(GOAL):
What follows is a set of entries. Give them again exactly, without the pictures.
====
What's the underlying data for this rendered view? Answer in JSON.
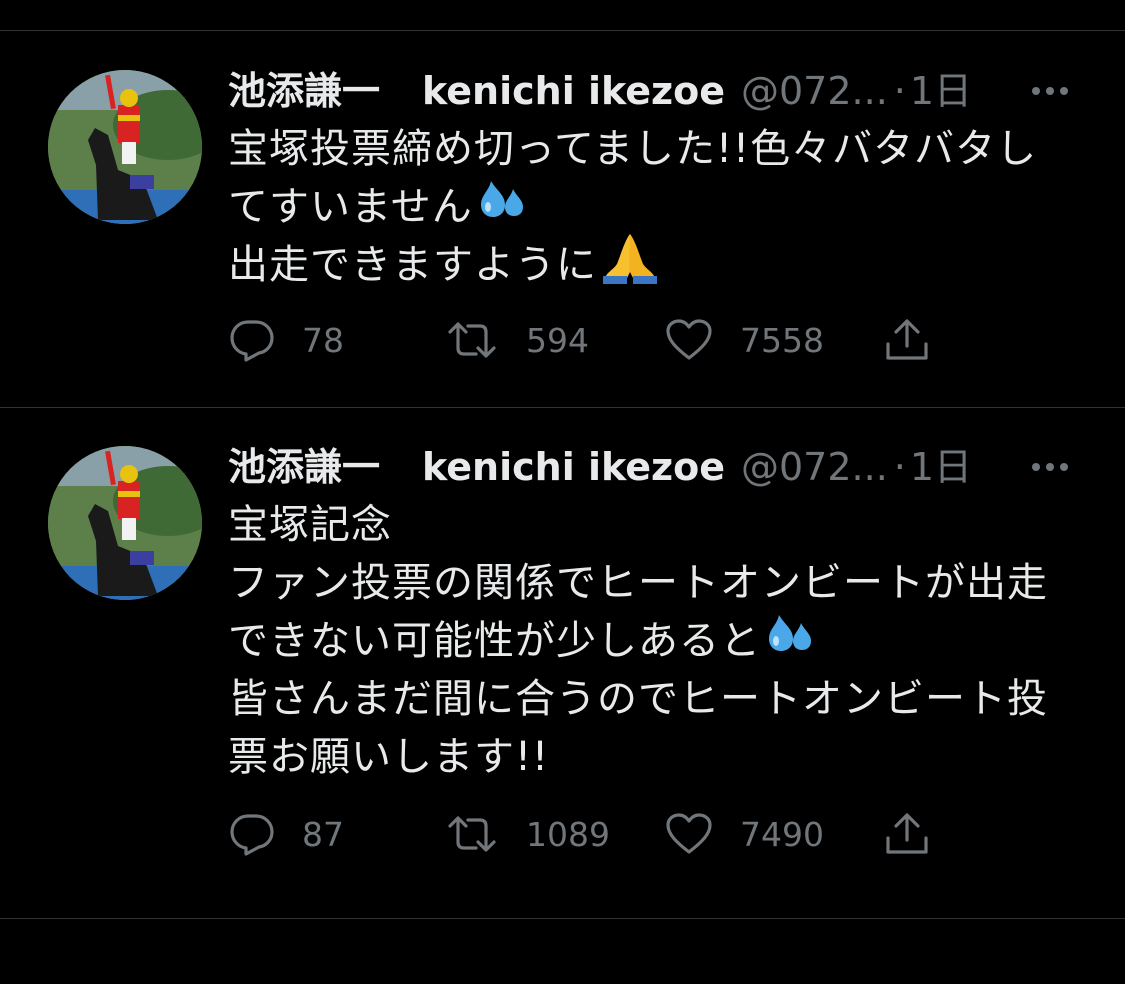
{
  "tweets": [
    {
      "display_name": "池添謙一",
      "display_name_en": "kenichi ikezoe",
      "handle": "@072...",
      "separator": "·",
      "time": "1日",
      "lines": [
        {
          "text": "宝塚投票締め切ってました!!色々バタバタし",
          "emoji": ""
        },
        {
          "text": "てすいません",
          "emoji": "sweat-droplets"
        },
        {
          "text": "出走できますように",
          "emoji": "folded-hands"
        }
      ],
      "replies": "78",
      "retweets": "594",
      "likes": "7558"
    },
    {
      "display_name": "池添謙一",
      "display_name_en": "kenichi ikezoe",
      "handle": "@072...",
      "separator": "·",
      "time": "1日",
      "lines": [
        {
          "text": "宝塚記念",
          "emoji": ""
        },
        {
          "text": "ファン投票の関係でヒートオンビートが出走",
          "emoji": ""
        },
        {
          "text": "できない可能性が少しあると",
          "emoji": "sweat-droplets"
        },
        {
          "text": "皆さんまだ間に合うのでヒートオンビート投",
          "emoji": ""
        },
        {
          "text": "票お願いします!!",
          "emoji": ""
        }
      ],
      "replies": "87",
      "retweets": "1089",
      "likes": "7490"
    }
  ],
  "colors": {
    "background": "#000000",
    "text": "#e7e9ea",
    "muted": "#71767b",
    "divider": "#2f3336"
  }
}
====
(OUTPUT OF THE EXERCISE):
What's the underlying data for this rendered view? Answer in JSON.
{
  "tweets": [
    {
      "display_name": "池添謙一",
      "display_name_en": "kenichi ikezoe",
      "handle": "@072...",
      "separator": "·",
      "time": "1日",
      "lines": [
        {
          "text": "宝塚投票締め切ってました!!色々バタバタし",
          "emoji": ""
        },
        {
          "text": "てすいません",
          "emoji": "sweat-droplets"
        },
        {
          "text": "出走できますように",
          "emoji": "folded-hands"
        }
      ],
      "replies": "78",
      "retweets": "594",
      "likes": "7558"
    },
    {
      "display_name": "池添謙一",
      "display_name_en": "kenichi ikezoe",
      "handle": "@072...",
      "separator": "·",
      "time": "1日",
      "lines": [
        {
          "text": "宝塚記念",
          "emoji": ""
        },
        {
          "text": "ファン投票の関係でヒートオンビートが出走",
          "emoji": ""
        },
        {
          "text": "できない可能性が少しあると",
          "emoji": "sweat-droplets"
        },
        {
          "text": "皆さんまだ間に合うのでヒートオンビート投",
          "emoji": ""
        },
        {
          "text": "票お願いします!!",
          "emoji": ""
        }
      ],
      "replies": "87",
      "retweets": "1089",
      "likes": "7490"
    }
  ],
  "colors": {
    "background": "#000000",
    "text": "#e7e9ea",
    "muted": "#71767b",
    "divider": "#2f3336"
  }
}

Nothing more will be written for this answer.